• Requirements: Leave out the pictures and print precisely the lines from the line with "Transcribe the text in this document." to the final line of the entries, both ends included.

*** Extracted material ***

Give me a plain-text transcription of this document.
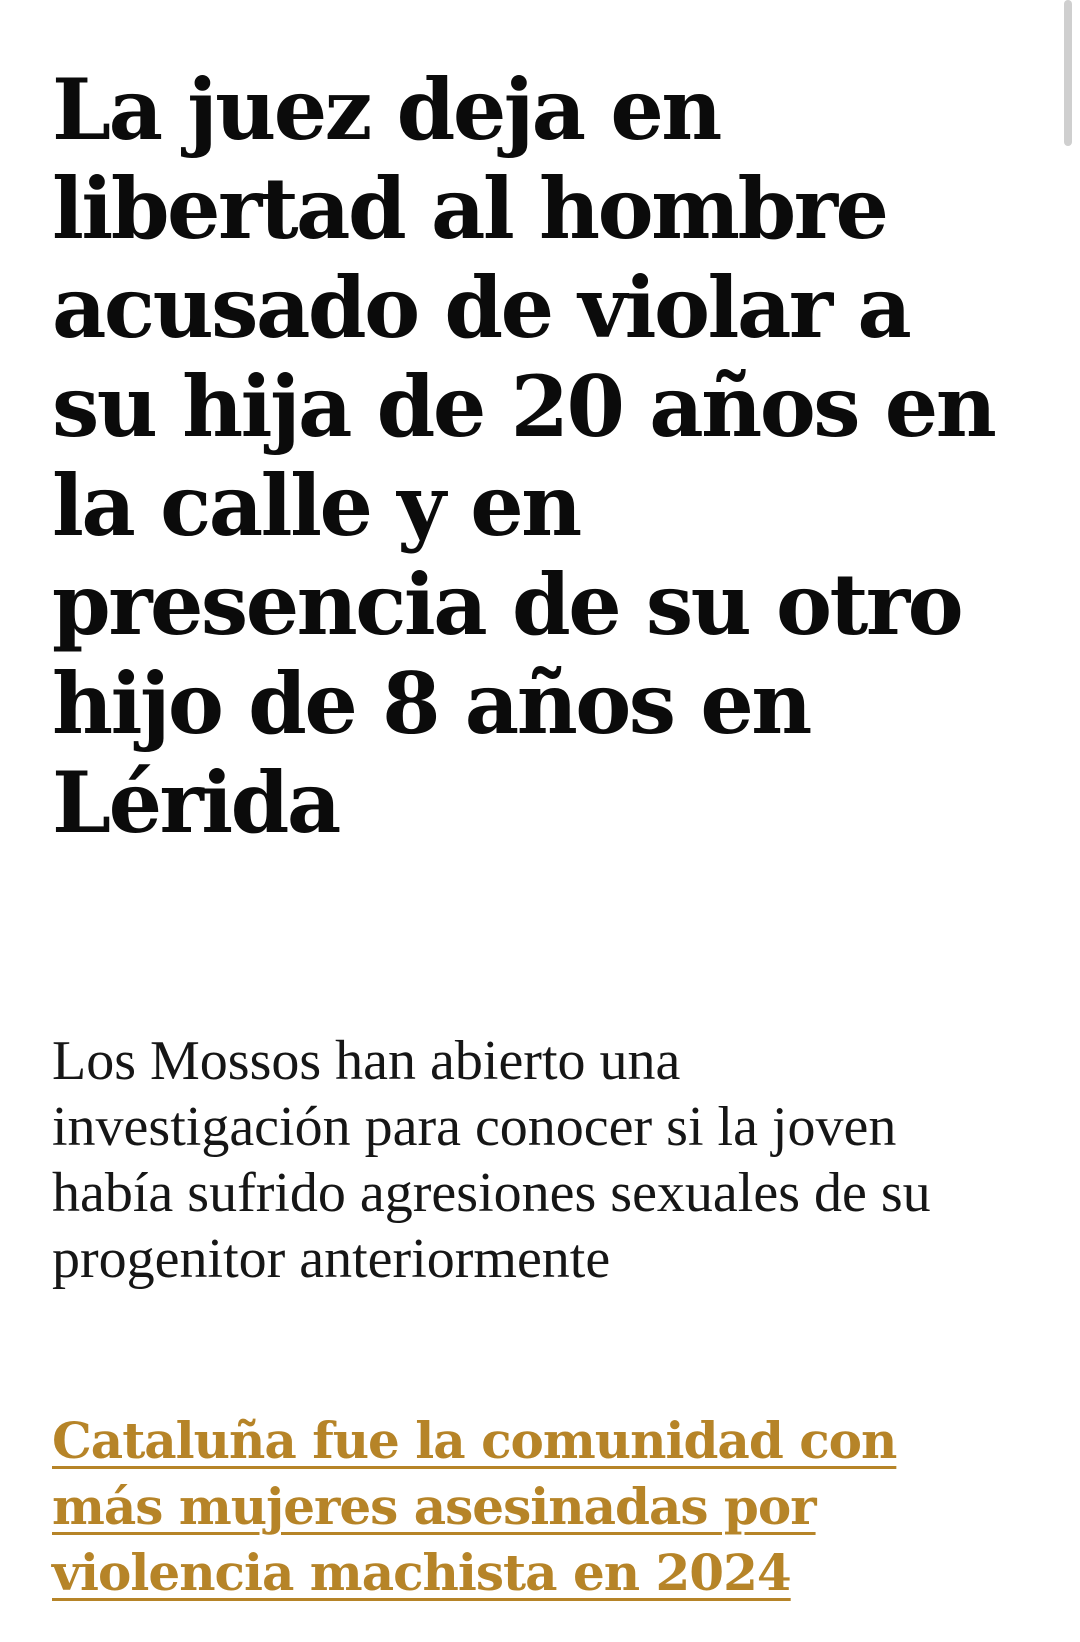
La juez deja en libertad al hombre acusado de violar a su hija de 20 años en la calle y en presencia de su otro hijo de 8 años en Lérida

Los Mossos han abierto una investigación para conocer si la joven había sufrido agresiones sexuales de su progenitor anteriormente

Cataluña fue la comunidad con más mujeres asesinadas por violencia machista en 2024
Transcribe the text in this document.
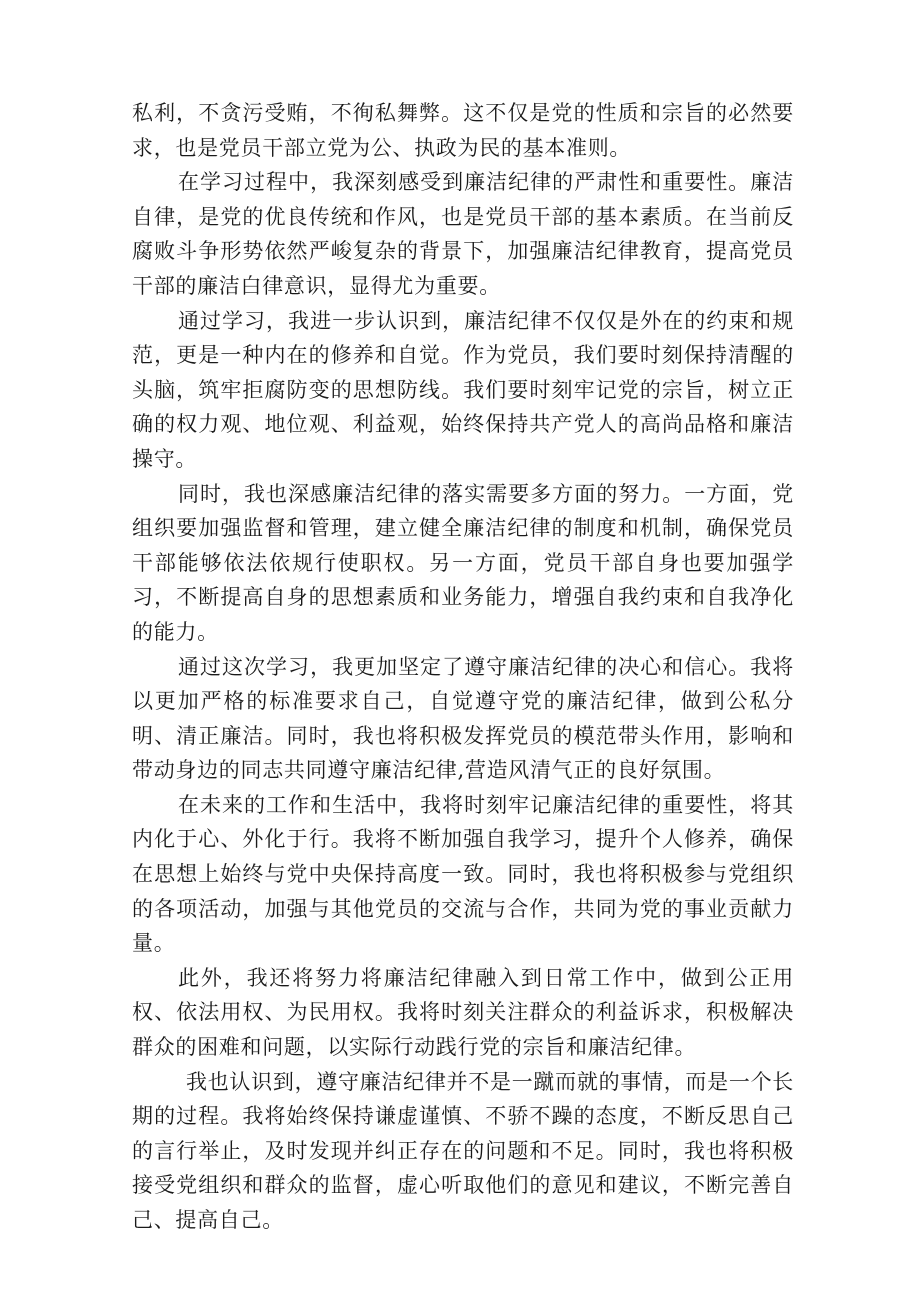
私利，不贪污受贿，不徇私舞弊。这不仅是党的性质和宗旨的必然要求，也是党员干部立党为公、执政为民的基本准则。

在学习过程中，我深刻感受到廉洁纪律的严肃性和重要性。廉洁自律，是党的优良传统和作风，也是党员干部的基本素质。在当前反腐败斗争形势依然严峻复杂的背景下，加强廉洁纪律教育，提高党员干部的廉洁白律意识，显得尤为重要。

通过学习，我进一步认识到，廉洁纪律不仅仅是外在的约束和规范，更是一种内在的修养和自觉。作为党员，我们要时刻保持清醒的头脑，筑牢拒腐防变的思想防线。我们要时刻牢记党的宗旨，树立正确的权力观、地位观、利益观，始终保持共产党人的高尚品格和廉洁操守。

同时，我也深感廉洁纪律的落实需要多方面的努力。一方面，党组织要加强监督和管理，建立健全廉洁纪律的制度和机制，确保党员干部能够依法依规行使职权。另一方面，党员干部自身也要加强学习，不断提高自身的思想素质和业务能力，增强自我约束和自我净化的能力。

通过这次学习，我更加坚定了遵守廉洁纪律的决心和信心。我将以更加严格的标准要求自己，自觉遵守党的廉洁纪律，做到公私分明、清正廉洁。同时，我也将积极发挥党员的模范带头作用，影响和带动身边的同志共同遵守廉洁纪律,营造风清气正的良好氛围。

在未来的工作和生活中，我将时刻牢记廉洁纪律的重要性，将其内化于心、外化于行。我将不断加强自我学习，提升个人修养，确保在思想上始终与党中央保持高度一致。同时，我也将积极参与党组织的各项活动，加强与其他党员的交流与合作，共同为党的事业贡献力量。

此外，我还将努力将廉洁纪律融入到日常工作中，做到公正用权、依法用权、为民用权。我将时刻关注群众的利益诉求，积极解决群众的困难和问题，以实际行动践行党的宗旨和廉洁纪律。

我也认识到，遵守廉洁纪律并不是一蹴而就的事情，而是一个长期的过程。我将始终保持谦虚谨慎、不骄不躁的态度，不断反思自己的言行举止，及时发现并纠正存在的问题和不足。同时，我也将积极接受党组织和群众的监督，虚心听取他们的意见和建议，不断完善自己、提高自己。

***

• Exercise output:
Transcribe the text in this document.
私利，不贪污受贿，不徇私舞弊。这不仅是党的性质和宗旨的必然要求，也是党员干部立党为公、执政为民的基本准则。

在学习过程中，我深刻感受到廉洁纪律的严肃性和重要性。廉洁自律，是党的优良传统和作风，也是党员干部的基本素质。在当前反腐败斗争形势依然严峻复杂的背景下，加强廉洁纪律教育，提高党员干部的廉洁白律意识，显得尤为重要。

通过学习，我进一步认识到，廉洁纪律不仅仅是外在的约束和规范，更是一种内在的修养和自觉。作为党员，我们要时刻保持清醒的头脑，筑牢拒腐防变的思想防线。我们要时刻牢记党的宗旨，树立正确的权力观、地位观、利益观，始终保持共产党人的高尚品格和廉洁操守。

同时，我也深感廉洁纪律的落实需要多方面的努力。一方面，党组织要加强监督和管理，建立健全廉洁纪律的制度和机制，确保党员干部能够依法依规行使职权。另一方面，党员干部自身也要加强学习，不断提高自身的思想素质和业务能力，增强自我约束和自我净化的能力。

通过这次学习，我更加坚定了遵守廉洁纪律的决心和信心。我将以更加严格的标准要求自己，自觉遵守党的廉洁纪律，做到公私分明、清正廉洁。同时，我也将积极发挥党员的模范带头作用，影响和带动身边的同志共同遵守廉洁纪律,营造风清气正的良好氛围。

在未来的工作和生活中，我将时刻牢记廉洁纪律的重要性，将其内化于心、外化于行。我将不断加强自我学习，提升个人修养，确保在思想上始终与党中央保持高度一致。同时，我也将积极参与党组织的各项活动，加强与其他党员的交流与合作，共同为党的事业贡献力量。

此外，我还将努力将廉洁纪律融入到日常工作中，做到公正用权、依法用权、为民用权。我将时刻关注群众的利益诉求，积极解决群众的困难和问题，以实际行动践行党的宗旨和廉洁纪律。

我也认识到，遵守廉洁纪律并不是一蹴而就的事情，而是一个长期的过程。我将始终保持谦虚谨慎、不骄不躁的态度，不断反思自己的言行举止，及时发现并纠正存在的问题和不足。同时，我也将积极接受党组织和群众的监督，虚心听取他们的意见和建议，不断完善自己、提高自己。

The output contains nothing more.